* [WORK TO COMPLETE]
Go through the entries and transcribe each one exactly, dropping the pictures.

BEGIN SUPPLIED ENTRIES

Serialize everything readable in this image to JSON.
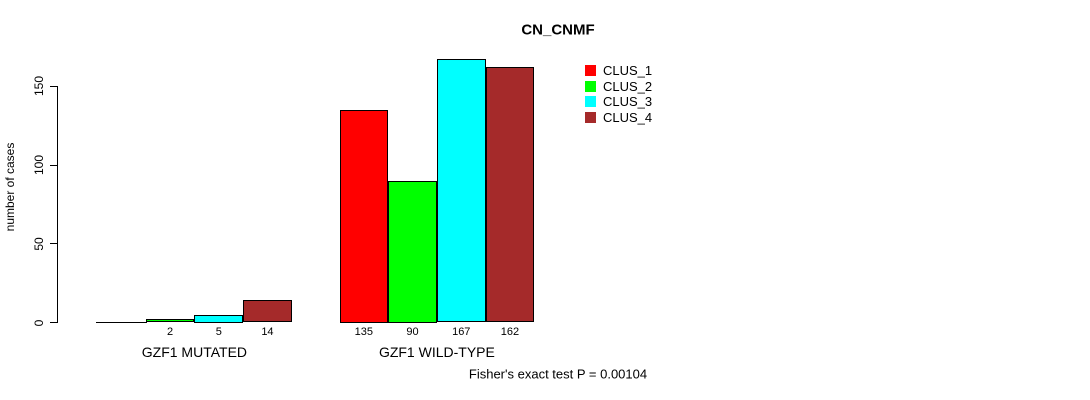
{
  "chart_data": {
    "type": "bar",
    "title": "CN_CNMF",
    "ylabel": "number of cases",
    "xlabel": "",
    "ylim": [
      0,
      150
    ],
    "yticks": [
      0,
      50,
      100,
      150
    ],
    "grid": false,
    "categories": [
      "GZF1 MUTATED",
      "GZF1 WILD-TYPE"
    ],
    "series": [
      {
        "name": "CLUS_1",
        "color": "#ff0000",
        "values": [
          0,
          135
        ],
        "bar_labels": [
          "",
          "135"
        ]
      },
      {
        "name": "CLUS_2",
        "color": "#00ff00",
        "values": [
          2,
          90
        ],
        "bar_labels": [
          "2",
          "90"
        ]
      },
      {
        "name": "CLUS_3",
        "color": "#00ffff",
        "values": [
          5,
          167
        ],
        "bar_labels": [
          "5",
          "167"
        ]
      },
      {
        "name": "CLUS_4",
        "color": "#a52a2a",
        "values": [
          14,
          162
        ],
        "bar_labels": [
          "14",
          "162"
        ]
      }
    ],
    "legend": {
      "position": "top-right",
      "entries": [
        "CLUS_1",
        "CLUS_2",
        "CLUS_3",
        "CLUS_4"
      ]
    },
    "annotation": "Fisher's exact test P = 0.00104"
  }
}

END SUPPLIED ENTRIES

* [ANSWER]
Serialize everything readable in this image to JSON.
{
  "chart_data": {
    "type": "bar",
    "title": "CN_CNMF",
    "ylabel": "number of cases",
    "xlabel": "",
    "ylim": [
      0,
      150
    ],
    "yticks": [
      0,
      50,
      100,
      150
    ],
    "grid": false,
    "categories": [
      "GZF1 MUTATED",
      "GZF1 WILD-TYPE"
    ],
    "series": [
      {
        "name": "CLUS_1",
        "color": "#ff0000",
        "values": [
          0,
          135
        ],
        "bar_labels": [
          "",
          "135"
        ]
      },
      {
        "name": "CLUS_2",
        "color": "#00ff00",
        "values": [
          2,
          90
        ],
        "bar_labels": [
          "2",
          "90"
        ]
      },
      {
        "name": "CLUS_3",
        "color": "#00ffff",
        "values": [
          5,
          167
        ],
        "bar_labels": [
          "5",
          "167"
        ]
      },
      {
        "name": "CLUS_4",
        "color": "#a52a2a",
        "values": [
          14,
          162
        ],
        "bar_labels": [
          "14",
          "162"
        ]
      }
    ],
    "legend": {
      "position": "top-right",
      "entries": [
        "CLUS_1",
        "CLUS_2",
        "CLUS_3",
        "CLUS_4"
      ]
    },
    "annotation": "Fisher's exact test P = 0.00104"
  }
}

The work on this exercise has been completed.